**SET EXERCISE:**
Track down every line below that holds "Jakarta" and copy it.

**Dataset items:**
◆ ◆ ◆ ◆ ◆ ◆ ◆

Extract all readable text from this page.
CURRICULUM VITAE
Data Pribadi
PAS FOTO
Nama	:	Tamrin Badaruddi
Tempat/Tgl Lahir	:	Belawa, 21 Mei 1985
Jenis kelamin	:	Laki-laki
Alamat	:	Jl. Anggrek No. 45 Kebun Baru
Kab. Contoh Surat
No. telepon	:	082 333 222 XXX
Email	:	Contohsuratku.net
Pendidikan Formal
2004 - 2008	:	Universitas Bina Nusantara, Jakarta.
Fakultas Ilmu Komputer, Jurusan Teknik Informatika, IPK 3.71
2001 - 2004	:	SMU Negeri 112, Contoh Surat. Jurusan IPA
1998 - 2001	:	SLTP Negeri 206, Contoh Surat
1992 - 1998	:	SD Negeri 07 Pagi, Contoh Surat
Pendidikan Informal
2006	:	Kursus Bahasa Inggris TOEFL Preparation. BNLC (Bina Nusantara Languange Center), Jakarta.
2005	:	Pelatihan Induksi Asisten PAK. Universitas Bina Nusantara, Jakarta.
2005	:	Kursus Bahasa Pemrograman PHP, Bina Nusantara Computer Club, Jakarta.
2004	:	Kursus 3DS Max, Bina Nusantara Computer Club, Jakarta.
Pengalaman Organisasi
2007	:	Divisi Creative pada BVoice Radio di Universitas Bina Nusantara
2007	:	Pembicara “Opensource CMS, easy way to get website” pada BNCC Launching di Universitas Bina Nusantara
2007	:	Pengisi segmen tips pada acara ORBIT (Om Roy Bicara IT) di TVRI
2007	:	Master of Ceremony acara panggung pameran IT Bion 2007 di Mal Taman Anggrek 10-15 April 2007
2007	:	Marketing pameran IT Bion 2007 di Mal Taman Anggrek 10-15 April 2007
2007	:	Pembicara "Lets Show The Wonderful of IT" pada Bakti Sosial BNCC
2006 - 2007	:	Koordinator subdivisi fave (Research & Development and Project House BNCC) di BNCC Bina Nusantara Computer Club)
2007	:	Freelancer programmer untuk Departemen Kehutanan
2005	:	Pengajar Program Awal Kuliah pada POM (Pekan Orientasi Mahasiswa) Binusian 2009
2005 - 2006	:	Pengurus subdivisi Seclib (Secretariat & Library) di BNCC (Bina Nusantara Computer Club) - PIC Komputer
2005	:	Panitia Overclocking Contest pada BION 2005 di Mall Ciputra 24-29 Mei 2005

◆ ◆ ◆ ◆ ◆ ◆ ◆

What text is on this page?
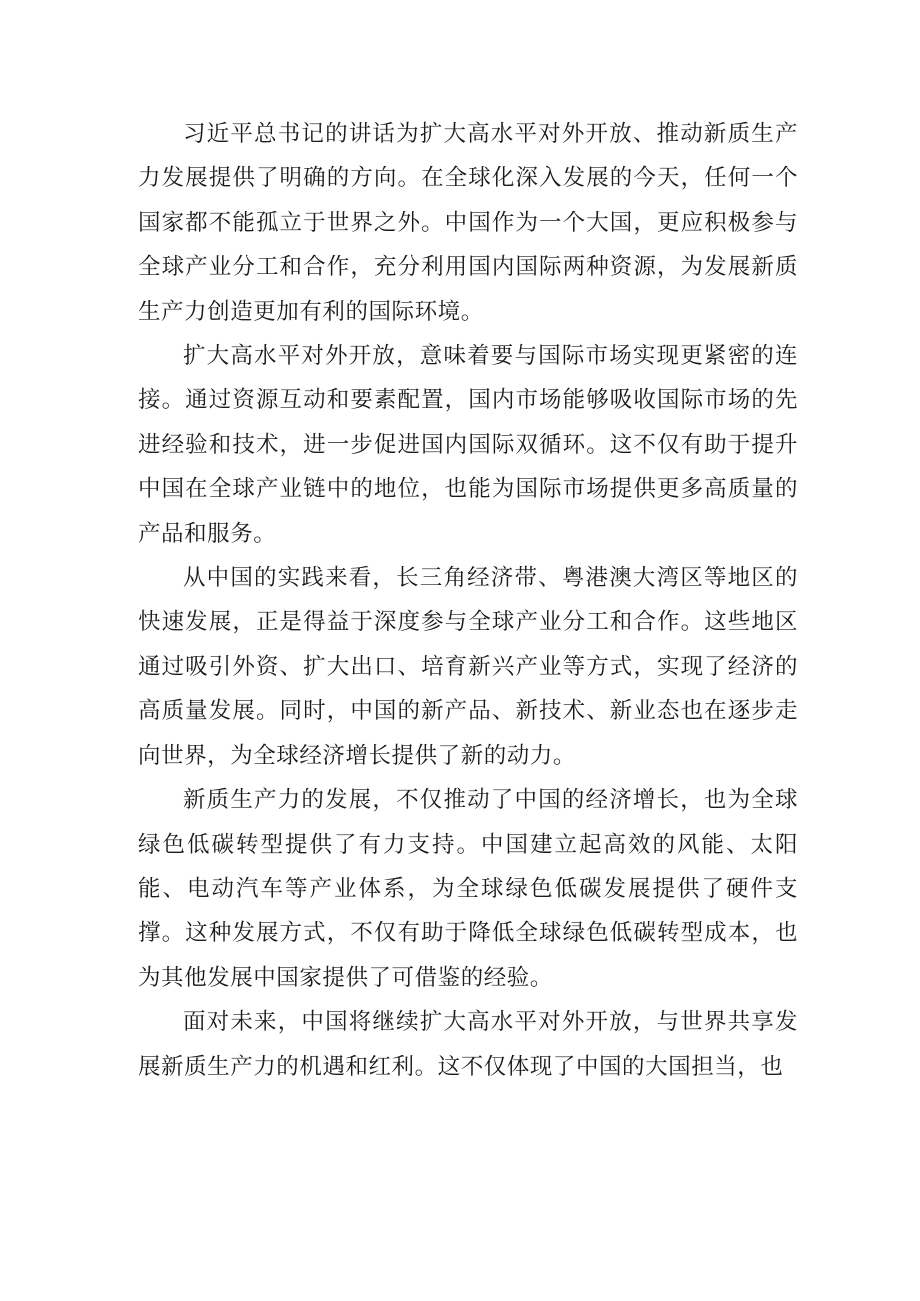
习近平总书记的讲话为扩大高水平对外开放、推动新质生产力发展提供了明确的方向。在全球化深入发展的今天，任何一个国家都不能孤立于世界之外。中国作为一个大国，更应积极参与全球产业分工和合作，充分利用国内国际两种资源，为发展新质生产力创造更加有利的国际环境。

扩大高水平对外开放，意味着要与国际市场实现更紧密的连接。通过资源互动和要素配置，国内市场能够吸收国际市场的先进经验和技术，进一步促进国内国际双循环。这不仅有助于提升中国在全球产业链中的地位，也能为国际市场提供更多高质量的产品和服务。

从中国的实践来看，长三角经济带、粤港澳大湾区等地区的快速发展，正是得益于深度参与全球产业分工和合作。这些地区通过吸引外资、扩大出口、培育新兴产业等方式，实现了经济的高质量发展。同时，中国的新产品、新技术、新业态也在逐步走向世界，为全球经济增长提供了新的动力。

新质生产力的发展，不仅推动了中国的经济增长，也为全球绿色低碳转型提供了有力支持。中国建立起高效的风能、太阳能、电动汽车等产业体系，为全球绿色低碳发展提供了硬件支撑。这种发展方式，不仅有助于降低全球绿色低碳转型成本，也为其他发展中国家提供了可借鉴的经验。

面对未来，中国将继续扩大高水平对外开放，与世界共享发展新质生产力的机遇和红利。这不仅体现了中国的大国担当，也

◆ ◆ ◆ ◆ ◆ ◆ ◆

**FINISHED EXERCISE:**
2004 - 2008	:	Universitas Bina Nusantara, Jakarta.
2006	:	Kursus Bahasa Inggris TOEFL Preparation. BNLC (Bina Nusantara Languange Center), Jakarta.
2005	:	Pelatihan Induksi Asisten PAK. Universitas Bina Nusantara, Jakarta.
2005	:	Kursus Bahasa Pemrograman PHP, Bina Nusantara Computer Club, Jakarta.
2004	:	Kursus 3DS Max, Bina Nusantara Computer Club, Jakarta.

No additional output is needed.